** Aim **
Say how many lines in the data below contain the word "resources", and give no other text.
____________
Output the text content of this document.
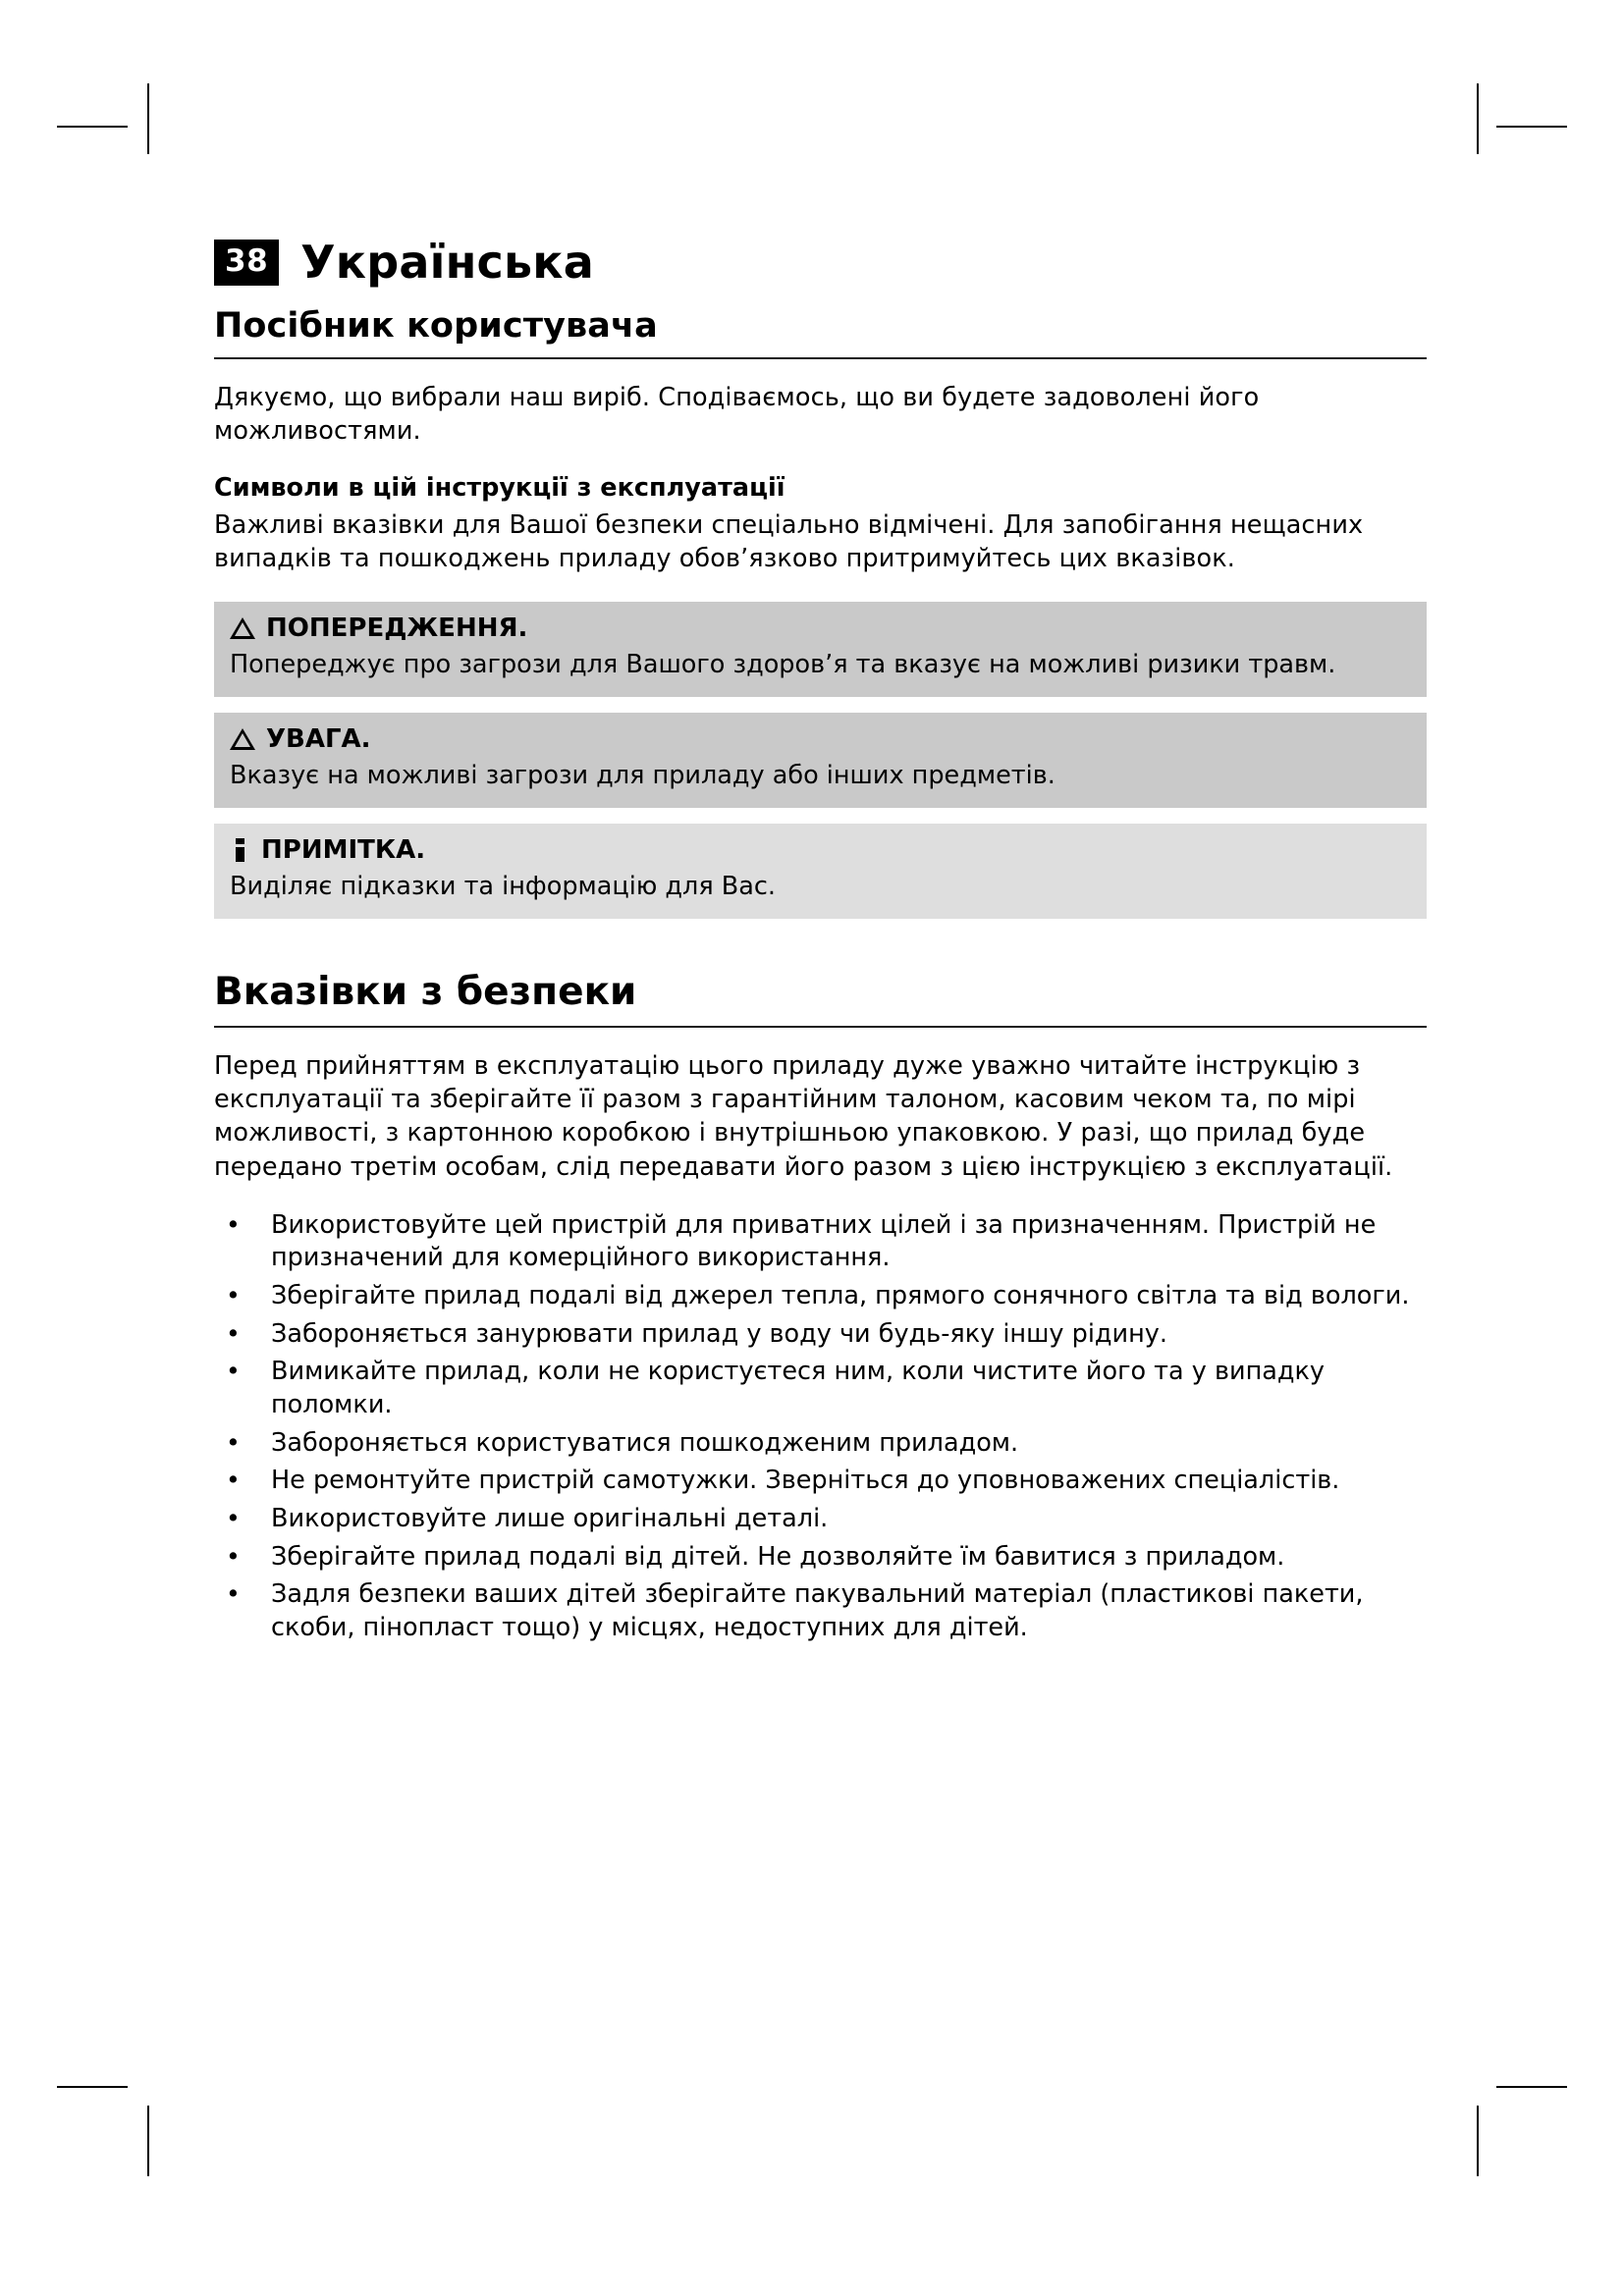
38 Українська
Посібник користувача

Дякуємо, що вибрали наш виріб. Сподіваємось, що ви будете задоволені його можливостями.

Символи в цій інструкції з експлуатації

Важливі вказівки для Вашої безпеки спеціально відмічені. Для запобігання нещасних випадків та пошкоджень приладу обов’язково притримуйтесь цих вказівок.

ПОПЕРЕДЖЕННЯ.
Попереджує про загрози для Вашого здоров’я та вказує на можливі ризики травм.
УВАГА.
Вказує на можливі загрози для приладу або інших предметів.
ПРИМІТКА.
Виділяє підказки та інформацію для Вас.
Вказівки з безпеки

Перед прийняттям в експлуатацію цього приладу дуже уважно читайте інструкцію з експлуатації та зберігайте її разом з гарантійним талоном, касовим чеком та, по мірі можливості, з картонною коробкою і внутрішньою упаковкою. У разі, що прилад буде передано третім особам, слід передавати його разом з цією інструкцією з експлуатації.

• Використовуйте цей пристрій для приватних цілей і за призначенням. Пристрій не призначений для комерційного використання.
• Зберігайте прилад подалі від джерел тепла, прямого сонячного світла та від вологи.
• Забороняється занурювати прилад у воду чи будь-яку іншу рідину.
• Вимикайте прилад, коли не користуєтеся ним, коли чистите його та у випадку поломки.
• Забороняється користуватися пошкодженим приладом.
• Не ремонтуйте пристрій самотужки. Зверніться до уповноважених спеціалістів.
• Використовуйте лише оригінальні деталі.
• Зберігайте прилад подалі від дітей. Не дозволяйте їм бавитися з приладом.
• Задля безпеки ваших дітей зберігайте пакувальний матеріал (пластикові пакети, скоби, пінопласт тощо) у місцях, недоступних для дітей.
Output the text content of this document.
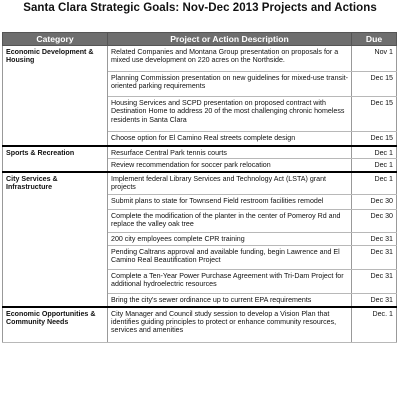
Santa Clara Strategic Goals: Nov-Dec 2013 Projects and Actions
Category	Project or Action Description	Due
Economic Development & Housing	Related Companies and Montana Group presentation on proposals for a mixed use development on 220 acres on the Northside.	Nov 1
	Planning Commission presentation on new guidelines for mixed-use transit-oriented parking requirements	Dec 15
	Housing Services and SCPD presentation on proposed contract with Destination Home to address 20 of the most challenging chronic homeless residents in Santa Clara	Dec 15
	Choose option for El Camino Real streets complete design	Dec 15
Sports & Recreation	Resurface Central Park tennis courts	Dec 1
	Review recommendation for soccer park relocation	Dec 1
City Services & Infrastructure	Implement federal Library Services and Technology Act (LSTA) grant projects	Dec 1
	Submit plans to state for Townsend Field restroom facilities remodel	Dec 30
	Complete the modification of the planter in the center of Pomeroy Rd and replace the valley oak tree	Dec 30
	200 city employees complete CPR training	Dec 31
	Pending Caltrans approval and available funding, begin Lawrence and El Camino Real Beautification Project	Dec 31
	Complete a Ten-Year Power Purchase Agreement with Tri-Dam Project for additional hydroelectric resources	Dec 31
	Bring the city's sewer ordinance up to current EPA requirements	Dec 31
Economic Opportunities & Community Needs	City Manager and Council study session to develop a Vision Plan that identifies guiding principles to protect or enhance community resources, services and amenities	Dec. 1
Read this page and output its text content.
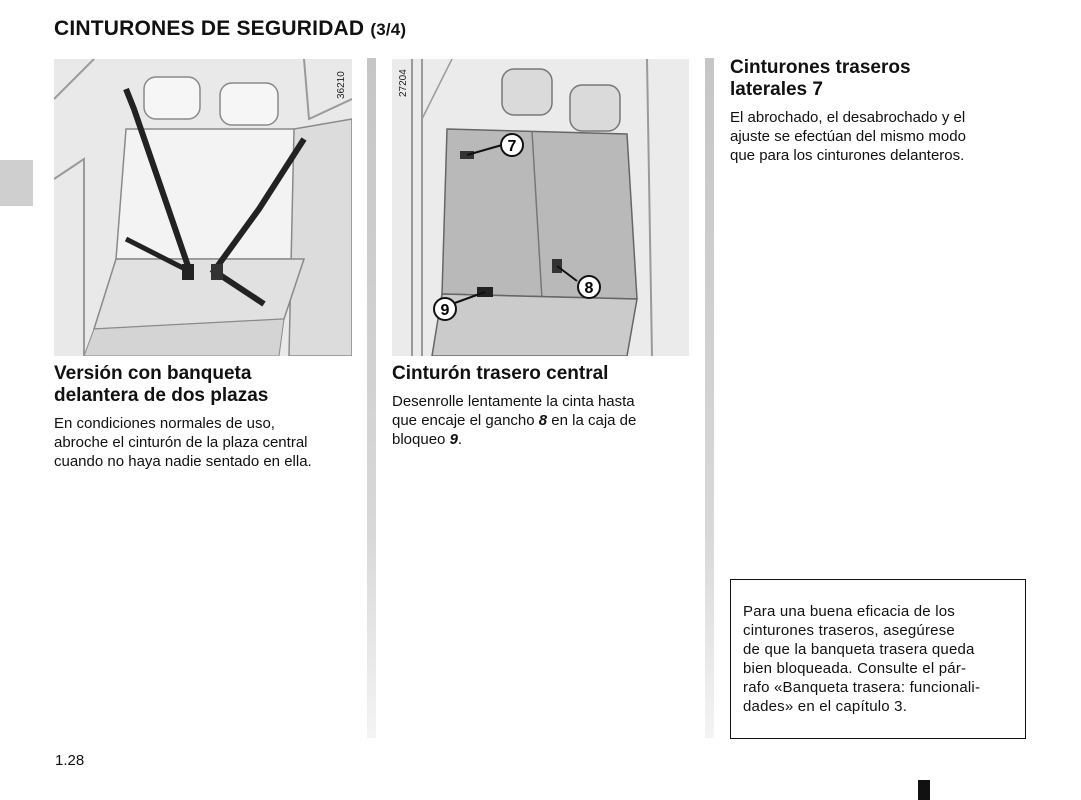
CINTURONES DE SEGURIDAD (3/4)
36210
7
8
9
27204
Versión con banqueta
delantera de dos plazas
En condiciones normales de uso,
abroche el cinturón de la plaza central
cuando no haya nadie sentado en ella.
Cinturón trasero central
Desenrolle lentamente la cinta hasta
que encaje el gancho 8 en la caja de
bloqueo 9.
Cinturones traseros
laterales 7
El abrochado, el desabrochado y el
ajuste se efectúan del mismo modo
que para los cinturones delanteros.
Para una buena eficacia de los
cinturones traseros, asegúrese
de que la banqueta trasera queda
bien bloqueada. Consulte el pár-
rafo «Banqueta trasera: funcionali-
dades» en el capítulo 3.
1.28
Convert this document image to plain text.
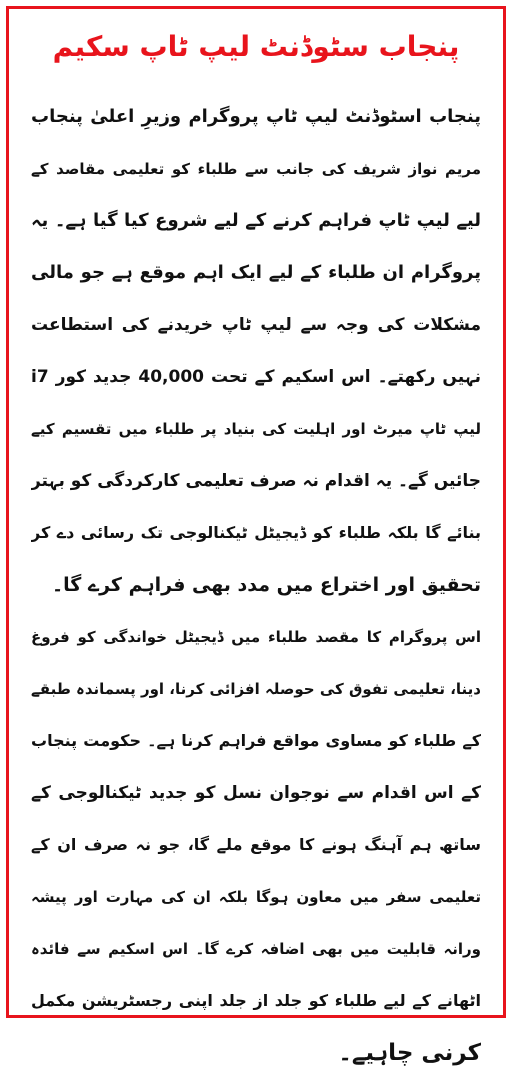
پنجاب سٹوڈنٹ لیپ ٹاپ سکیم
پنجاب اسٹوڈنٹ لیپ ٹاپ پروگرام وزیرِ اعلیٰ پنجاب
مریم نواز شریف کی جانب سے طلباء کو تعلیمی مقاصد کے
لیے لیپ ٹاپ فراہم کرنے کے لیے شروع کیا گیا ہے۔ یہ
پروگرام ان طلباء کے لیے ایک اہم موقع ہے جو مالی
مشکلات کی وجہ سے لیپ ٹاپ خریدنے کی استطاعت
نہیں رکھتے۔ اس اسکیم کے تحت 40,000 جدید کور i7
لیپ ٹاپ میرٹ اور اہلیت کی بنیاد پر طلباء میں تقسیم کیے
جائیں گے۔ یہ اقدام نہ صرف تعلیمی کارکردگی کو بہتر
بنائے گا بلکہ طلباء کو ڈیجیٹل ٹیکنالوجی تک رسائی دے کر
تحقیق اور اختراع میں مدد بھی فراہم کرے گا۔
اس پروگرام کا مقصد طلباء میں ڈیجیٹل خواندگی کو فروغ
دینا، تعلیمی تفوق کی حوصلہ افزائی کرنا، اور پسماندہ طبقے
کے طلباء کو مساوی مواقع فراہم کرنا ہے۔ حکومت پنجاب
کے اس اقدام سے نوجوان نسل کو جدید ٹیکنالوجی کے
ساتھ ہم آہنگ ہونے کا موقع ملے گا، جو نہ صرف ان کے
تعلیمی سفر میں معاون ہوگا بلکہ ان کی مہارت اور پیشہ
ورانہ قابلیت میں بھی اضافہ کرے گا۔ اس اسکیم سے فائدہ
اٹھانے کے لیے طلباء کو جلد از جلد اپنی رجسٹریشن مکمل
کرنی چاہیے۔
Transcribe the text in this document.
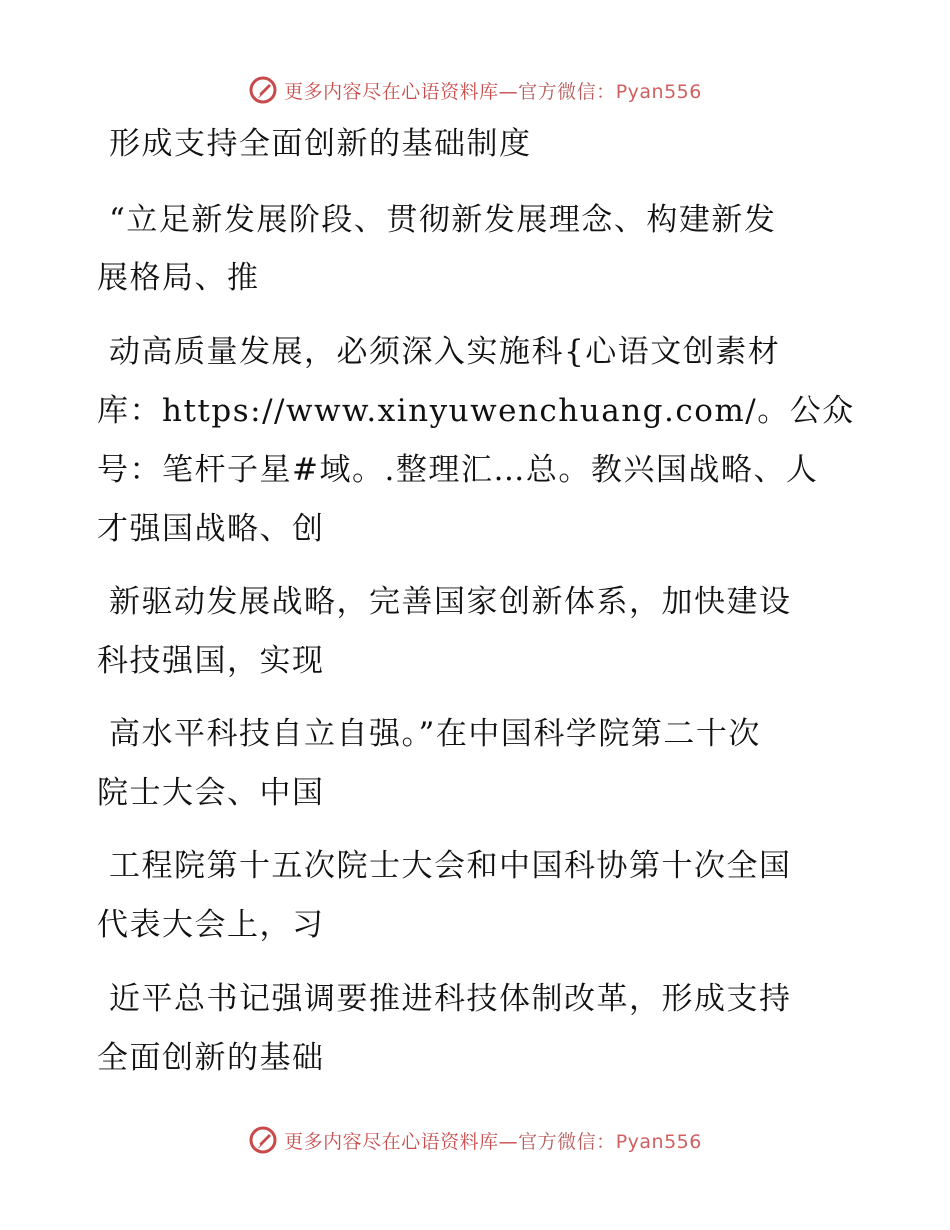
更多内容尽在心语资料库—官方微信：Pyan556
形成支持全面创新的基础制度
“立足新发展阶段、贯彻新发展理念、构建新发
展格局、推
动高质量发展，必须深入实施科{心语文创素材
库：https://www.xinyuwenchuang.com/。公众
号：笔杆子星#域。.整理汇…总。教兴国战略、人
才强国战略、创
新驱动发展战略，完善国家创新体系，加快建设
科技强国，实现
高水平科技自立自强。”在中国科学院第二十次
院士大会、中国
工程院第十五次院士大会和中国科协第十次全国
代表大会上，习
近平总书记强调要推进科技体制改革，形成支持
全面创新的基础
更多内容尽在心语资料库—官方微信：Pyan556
____________
** Task response **
2